DO THIS: Each entry in the listing below should be restated word for word.

Data entries for graphics:
-- -- --

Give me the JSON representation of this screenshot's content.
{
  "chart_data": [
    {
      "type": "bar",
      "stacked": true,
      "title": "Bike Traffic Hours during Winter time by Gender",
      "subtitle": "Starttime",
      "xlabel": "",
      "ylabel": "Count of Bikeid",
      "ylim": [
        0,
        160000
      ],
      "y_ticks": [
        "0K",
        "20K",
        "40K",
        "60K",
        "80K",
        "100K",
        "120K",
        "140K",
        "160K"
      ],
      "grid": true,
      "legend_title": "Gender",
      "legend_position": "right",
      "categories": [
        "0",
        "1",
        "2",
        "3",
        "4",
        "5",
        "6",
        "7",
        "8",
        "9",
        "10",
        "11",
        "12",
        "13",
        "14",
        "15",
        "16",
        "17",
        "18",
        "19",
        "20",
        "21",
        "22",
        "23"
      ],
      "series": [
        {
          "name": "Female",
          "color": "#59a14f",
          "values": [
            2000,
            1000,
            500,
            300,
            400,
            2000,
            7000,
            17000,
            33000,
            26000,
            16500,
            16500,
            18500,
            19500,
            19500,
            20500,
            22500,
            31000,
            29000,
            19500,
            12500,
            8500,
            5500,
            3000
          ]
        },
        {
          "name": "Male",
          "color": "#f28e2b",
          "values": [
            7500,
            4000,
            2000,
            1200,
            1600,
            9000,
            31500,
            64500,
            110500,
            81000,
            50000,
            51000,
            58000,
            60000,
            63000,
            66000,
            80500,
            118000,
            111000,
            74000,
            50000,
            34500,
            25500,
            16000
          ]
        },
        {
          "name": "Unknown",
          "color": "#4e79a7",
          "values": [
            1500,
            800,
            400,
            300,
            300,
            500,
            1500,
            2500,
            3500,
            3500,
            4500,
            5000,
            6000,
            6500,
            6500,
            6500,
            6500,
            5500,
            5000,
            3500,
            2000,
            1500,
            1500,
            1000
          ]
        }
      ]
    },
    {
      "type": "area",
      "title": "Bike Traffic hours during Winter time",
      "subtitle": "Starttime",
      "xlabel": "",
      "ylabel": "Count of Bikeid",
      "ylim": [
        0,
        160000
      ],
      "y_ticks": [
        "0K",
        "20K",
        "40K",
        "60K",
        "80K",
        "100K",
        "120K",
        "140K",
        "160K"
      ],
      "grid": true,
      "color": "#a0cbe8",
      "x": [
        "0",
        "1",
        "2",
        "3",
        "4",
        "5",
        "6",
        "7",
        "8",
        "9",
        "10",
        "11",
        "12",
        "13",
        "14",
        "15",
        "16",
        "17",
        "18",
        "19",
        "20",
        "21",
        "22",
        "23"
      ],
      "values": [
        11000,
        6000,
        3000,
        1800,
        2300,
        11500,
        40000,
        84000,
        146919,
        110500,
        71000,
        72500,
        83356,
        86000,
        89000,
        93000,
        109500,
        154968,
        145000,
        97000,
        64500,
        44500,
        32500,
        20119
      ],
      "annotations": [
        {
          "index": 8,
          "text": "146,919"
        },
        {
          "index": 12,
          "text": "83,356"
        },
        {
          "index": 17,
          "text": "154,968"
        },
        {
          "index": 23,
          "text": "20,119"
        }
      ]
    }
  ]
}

-- -- --

THE OUTPUT:
Give me the JSON representation of this screenshot's content.
{
  "chart_data": [
    {
      "type": "bar",
      "stacked": true,
      "title": "Bike Traffic Hours during Winter time by Gender",
      "subtitle": "Starttime",
      "xlabel": "",
      "ylabel": "Count of Bikeid",
      "ylim": [
        0,
        160000
      ],
      "y_ticks": [
        "0K",
        "20K",
        "40K",
        "60K",
        "80K",
        "100K",
        "120K",
        "140K",
        "160K"
      ],
      "grid": true,
      "legend_title": "Gender",
      "legend_position": "right",
      "categories": [
        "0",
        "1",
        "2",
        "3",
        "4",
        "5",
        "6",
        "7",
        "8",
        "9",
        "10",
        "11",
        "12",
        "13",
        "14",
        "15",
        "16",
        "17",
        "18",
        "19",
        "20",
        "21",
        "22",
        "23"
      ],
      "series": [
        {
          "name": "Female",
          "color": "#59a14f",
          "values": [
            2000,
            1000,
            500,
            300,
            400,
            2000,
            7000,
            17000,
            33000,
            26000,
            16500,
            16500,
            18500,
            19500,
            19500,
            20500,
            22500,
            31000,
            29000,
            19500,
            12500,
            8500,
            5500,
            3000
          ]
        },
        {
          "name": "Male",
          "color": "#f28e2b",
          "values": [
            7500,
            4000,
            2000,
            1200,
            1600,
            9000,
            31500,
            64500,
            110500,
            81000,
            50000,
            51000,
            58000,
            60000,
            63000,
            66000,
            80500,
            118000,
            111000,
            74000,
            50000,
            34500,
            25500,
            16000
          ]
        },
        {
          "name": "Unknown",
          "color": "#4e79a7",
          "values": [
            1500,
            800,
            400,
            300,
            300,
            500,
            1500,
            2500,
            3500,
            3500,
            4500,
            5000,
            6000,
            6500,
            6500,
            6500,
            6500,
            5500,
            5000,
            3500,
            2000,
            1500,
            1500,
            1000
          ]
        }
      ]
    },
    {
      "type": "area",
      "title": "Bike Traffic hours during Winter time",
      "subtitle": "Starttime",
      "xlabel": "",
      "ylabel": "Count of Bikeid",
      "ylim": [
        0,
        160000
      ],
      "y_ticks": [
        "0K",
        "20K",
        "40K",
        "60K",
        "80K",
        "100K",
        "120K",
        "140K",
        "160K"
      ],
      "grid": true,
      "color": "#a0cbe8",
      "x": [
        "0",
        "1",
        "2",
        "3",
        "4",
        "5",
        "6",
        "7",
        "8",
        "9",
        "10",
        "11",
        "12",
        "13",
        "14",
        "15",
        "16",
        "17",
        "18",
        "19",
        "20",
        "21",
        "22",
        "23"
      ],
      "values": [
        11000,
        6000,
        3000,
        1800,
        2300,
        11500,
        40000,
        84000,
        146919,
        110500,
        71000,
        72500,
        83356,
        86000,
        89000,
        93000,
        109500,
        154968,
        145000,
        97000,
        64500,
        44500,
        32500,
        20119
      ],
      "annotations": [
        {
          "index": 8,
          "text": "146,919"
        },
        {
          "index": 12,
          "text": "83,356"
        },
        {
          "index": 17,
          "text": "154,968"
        },
        {
          "index": 23,
          "text": "20,119"
        }
      ]
    }
  ]
}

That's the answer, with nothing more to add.